WHAT YOU HAVE TO DO :: Using the records below, locate all lines containing "type" and return them.

INFORMATION SUPPLIED ::
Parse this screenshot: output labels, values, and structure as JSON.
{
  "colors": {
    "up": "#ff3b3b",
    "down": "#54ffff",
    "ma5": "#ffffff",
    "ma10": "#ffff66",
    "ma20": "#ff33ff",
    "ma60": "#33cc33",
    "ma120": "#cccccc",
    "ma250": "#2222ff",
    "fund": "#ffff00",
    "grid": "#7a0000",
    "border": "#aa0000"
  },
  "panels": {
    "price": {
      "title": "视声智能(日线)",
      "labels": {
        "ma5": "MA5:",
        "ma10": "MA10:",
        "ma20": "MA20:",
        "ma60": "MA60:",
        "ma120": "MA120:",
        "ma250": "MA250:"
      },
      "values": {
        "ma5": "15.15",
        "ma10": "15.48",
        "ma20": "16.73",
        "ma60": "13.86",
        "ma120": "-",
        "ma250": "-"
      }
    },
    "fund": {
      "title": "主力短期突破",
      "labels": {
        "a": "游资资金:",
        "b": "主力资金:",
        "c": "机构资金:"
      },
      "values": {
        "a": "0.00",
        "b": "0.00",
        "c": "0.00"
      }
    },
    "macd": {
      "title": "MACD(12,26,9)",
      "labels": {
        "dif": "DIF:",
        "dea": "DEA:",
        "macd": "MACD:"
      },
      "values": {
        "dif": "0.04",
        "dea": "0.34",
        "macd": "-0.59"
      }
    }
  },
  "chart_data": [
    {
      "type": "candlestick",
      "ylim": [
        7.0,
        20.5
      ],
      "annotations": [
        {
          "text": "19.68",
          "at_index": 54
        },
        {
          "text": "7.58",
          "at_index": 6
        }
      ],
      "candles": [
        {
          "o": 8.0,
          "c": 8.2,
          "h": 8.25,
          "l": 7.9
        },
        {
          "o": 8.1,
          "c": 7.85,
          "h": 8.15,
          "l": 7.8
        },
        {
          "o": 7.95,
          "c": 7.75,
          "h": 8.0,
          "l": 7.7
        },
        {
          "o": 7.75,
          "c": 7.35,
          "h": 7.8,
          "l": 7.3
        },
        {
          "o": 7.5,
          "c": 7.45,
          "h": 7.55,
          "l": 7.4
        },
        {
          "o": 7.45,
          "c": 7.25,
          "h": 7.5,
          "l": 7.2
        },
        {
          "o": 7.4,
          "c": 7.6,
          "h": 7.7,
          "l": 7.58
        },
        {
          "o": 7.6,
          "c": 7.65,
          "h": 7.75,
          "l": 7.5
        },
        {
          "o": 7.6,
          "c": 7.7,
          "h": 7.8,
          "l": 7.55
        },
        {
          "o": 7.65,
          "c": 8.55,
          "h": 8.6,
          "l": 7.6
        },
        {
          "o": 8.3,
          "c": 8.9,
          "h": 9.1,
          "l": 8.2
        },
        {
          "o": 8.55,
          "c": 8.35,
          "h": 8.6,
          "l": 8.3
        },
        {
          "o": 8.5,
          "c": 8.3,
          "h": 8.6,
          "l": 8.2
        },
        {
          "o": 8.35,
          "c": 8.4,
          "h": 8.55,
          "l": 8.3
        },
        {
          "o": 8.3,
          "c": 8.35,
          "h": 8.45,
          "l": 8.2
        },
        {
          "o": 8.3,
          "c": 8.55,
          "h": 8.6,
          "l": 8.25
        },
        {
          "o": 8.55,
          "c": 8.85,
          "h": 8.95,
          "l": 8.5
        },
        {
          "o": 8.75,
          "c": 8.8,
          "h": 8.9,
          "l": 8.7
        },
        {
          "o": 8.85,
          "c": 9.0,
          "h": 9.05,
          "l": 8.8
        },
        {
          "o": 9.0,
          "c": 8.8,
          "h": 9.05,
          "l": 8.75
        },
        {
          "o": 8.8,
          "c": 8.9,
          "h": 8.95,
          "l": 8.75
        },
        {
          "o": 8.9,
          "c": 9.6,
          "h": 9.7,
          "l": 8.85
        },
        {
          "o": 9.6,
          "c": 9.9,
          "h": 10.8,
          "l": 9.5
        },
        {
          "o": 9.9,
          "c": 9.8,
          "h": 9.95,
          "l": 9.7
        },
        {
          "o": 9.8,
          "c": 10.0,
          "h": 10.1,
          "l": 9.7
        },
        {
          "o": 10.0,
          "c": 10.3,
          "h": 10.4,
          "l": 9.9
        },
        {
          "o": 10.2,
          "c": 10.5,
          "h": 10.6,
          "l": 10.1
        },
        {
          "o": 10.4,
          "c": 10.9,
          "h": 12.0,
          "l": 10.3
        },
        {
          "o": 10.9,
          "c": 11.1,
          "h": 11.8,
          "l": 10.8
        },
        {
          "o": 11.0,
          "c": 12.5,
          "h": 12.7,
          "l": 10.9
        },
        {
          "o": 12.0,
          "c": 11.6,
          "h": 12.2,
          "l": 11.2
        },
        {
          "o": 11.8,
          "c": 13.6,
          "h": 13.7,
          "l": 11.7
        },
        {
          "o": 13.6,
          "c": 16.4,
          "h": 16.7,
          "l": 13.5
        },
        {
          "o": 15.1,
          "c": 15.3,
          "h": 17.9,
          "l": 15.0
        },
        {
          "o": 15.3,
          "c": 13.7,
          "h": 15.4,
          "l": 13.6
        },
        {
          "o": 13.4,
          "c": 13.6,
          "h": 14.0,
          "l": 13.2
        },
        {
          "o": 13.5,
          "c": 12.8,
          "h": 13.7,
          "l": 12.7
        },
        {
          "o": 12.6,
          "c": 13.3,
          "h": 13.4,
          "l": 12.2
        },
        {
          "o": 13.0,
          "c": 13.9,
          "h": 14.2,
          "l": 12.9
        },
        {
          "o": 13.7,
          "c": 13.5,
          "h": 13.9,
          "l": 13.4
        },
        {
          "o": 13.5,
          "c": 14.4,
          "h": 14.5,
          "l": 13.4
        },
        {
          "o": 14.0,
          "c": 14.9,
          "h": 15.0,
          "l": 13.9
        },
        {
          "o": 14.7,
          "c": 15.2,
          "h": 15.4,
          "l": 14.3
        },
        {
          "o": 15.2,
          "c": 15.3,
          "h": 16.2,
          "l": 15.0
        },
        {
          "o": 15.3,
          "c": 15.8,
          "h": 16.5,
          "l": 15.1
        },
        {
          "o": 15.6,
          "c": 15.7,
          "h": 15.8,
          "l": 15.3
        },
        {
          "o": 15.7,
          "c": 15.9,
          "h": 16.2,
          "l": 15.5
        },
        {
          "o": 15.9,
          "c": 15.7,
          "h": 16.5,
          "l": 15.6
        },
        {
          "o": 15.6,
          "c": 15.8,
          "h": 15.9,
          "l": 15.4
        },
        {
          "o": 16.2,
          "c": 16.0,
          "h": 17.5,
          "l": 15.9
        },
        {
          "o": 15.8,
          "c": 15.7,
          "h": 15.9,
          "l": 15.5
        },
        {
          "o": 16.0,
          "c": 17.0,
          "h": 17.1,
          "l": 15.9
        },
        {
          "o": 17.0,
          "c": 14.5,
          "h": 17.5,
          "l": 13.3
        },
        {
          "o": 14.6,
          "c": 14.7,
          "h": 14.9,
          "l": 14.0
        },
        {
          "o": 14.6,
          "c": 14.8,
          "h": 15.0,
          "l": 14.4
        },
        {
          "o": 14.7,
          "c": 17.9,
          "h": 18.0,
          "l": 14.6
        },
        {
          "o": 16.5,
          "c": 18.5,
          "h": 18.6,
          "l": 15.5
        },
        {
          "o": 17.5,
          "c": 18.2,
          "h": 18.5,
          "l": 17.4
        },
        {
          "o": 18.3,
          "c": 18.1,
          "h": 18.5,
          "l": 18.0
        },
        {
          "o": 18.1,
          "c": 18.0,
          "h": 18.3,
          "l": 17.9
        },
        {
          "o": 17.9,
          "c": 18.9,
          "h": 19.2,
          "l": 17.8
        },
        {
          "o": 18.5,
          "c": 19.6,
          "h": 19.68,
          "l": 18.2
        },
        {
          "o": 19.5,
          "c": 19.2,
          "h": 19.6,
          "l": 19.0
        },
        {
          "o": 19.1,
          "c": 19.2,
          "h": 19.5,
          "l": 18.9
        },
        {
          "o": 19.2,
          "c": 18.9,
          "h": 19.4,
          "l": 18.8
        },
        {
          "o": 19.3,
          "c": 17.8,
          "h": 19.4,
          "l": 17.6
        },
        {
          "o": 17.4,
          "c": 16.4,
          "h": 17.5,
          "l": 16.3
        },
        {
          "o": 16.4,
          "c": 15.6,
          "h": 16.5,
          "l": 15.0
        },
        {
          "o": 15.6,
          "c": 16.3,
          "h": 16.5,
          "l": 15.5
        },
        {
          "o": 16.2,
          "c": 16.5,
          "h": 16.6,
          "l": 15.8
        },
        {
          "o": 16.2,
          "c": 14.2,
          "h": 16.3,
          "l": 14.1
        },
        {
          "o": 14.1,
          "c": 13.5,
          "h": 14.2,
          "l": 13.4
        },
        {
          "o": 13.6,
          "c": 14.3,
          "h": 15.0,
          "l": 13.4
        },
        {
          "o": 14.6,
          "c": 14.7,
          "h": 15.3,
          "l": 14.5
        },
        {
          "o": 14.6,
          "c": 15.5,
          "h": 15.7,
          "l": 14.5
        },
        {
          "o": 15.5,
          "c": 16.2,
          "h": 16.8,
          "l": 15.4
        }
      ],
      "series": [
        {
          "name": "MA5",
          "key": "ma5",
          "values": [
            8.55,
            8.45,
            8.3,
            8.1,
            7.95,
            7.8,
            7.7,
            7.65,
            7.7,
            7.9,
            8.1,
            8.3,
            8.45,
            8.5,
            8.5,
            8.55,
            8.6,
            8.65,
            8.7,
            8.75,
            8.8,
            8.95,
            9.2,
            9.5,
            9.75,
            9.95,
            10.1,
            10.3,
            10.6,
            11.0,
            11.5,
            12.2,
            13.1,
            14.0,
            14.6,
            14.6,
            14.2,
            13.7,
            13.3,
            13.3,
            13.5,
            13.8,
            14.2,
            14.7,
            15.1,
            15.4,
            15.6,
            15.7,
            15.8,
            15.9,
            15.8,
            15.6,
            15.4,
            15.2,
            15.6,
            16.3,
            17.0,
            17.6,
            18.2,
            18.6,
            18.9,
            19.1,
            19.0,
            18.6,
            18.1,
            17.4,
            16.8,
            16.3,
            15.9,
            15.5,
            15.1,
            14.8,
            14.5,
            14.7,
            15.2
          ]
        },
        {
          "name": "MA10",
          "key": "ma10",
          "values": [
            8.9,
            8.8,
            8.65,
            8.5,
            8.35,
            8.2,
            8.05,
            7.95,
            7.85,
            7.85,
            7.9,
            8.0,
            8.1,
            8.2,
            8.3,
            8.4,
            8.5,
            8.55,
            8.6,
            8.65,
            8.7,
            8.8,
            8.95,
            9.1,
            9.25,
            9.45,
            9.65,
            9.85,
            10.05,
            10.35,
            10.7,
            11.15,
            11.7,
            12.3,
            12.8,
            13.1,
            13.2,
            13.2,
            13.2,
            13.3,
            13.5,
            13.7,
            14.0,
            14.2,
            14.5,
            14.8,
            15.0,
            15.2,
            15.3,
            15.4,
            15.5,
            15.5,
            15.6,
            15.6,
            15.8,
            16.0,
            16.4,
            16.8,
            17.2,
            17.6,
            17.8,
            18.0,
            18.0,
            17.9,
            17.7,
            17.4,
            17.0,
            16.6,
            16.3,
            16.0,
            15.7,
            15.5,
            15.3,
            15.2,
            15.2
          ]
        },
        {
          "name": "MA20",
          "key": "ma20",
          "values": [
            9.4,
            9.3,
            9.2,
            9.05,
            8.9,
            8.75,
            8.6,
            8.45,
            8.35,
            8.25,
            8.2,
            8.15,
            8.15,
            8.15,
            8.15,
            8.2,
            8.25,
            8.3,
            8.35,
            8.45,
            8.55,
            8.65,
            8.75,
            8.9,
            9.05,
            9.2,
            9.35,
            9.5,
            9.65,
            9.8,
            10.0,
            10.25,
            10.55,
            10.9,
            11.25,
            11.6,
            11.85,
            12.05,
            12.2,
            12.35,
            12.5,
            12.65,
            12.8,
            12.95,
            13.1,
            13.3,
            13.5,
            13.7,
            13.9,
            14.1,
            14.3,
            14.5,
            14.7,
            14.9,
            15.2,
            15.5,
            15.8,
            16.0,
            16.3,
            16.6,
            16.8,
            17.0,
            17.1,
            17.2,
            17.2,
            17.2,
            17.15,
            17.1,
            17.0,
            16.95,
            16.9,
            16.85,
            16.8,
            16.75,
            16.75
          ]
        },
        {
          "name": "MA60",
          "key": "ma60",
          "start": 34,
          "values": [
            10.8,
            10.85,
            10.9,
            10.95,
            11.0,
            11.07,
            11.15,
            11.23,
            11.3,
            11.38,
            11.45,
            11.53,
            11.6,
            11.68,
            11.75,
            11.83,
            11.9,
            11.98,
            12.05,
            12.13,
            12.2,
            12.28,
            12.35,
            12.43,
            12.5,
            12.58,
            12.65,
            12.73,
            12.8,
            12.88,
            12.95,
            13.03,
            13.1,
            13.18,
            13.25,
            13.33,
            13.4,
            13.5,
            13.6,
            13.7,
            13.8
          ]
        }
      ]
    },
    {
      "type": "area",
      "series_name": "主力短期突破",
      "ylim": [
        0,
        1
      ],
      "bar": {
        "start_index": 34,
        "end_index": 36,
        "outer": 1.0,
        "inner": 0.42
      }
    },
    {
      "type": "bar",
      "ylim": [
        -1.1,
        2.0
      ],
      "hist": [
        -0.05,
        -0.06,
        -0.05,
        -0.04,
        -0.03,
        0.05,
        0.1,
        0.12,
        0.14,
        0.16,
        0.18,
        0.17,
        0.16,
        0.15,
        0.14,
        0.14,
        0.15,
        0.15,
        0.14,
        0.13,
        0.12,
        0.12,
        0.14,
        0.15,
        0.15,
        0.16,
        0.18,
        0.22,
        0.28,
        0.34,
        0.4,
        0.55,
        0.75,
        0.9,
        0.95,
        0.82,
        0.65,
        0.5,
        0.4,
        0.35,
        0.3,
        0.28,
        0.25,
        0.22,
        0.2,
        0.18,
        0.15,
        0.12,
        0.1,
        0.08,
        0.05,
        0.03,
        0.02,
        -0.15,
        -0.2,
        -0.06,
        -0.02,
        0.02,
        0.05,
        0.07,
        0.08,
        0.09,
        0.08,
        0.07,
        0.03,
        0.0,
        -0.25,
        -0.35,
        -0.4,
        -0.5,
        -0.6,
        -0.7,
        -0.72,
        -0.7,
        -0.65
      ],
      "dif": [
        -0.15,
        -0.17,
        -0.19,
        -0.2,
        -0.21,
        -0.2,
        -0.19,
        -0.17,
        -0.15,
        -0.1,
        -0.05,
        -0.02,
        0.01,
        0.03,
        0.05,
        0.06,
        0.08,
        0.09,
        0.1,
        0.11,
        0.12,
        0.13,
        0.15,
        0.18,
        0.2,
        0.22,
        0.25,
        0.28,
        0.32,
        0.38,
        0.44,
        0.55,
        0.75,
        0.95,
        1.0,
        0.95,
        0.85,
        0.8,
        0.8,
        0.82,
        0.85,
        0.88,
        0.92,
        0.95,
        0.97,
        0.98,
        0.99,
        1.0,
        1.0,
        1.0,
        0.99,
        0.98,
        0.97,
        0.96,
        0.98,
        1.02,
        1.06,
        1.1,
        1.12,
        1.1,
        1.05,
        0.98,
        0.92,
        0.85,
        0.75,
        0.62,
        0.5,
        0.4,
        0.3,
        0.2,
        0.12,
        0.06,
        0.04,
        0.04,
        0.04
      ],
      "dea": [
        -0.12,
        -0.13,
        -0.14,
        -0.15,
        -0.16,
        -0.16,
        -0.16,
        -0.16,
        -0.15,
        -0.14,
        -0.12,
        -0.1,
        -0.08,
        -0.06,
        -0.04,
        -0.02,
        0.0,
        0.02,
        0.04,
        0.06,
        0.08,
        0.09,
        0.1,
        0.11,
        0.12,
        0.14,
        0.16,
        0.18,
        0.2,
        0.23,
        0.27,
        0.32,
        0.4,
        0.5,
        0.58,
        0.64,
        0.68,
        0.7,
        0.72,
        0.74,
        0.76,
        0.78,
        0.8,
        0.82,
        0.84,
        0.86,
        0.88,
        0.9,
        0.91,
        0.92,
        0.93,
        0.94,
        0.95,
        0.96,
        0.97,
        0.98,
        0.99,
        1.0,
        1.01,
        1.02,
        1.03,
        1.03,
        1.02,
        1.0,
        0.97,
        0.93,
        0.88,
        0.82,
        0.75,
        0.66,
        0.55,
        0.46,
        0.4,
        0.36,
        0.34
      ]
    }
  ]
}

EXERCISE ANSWER ::
      "type": "candlestick",
      "type": "area",
      "type": "bar",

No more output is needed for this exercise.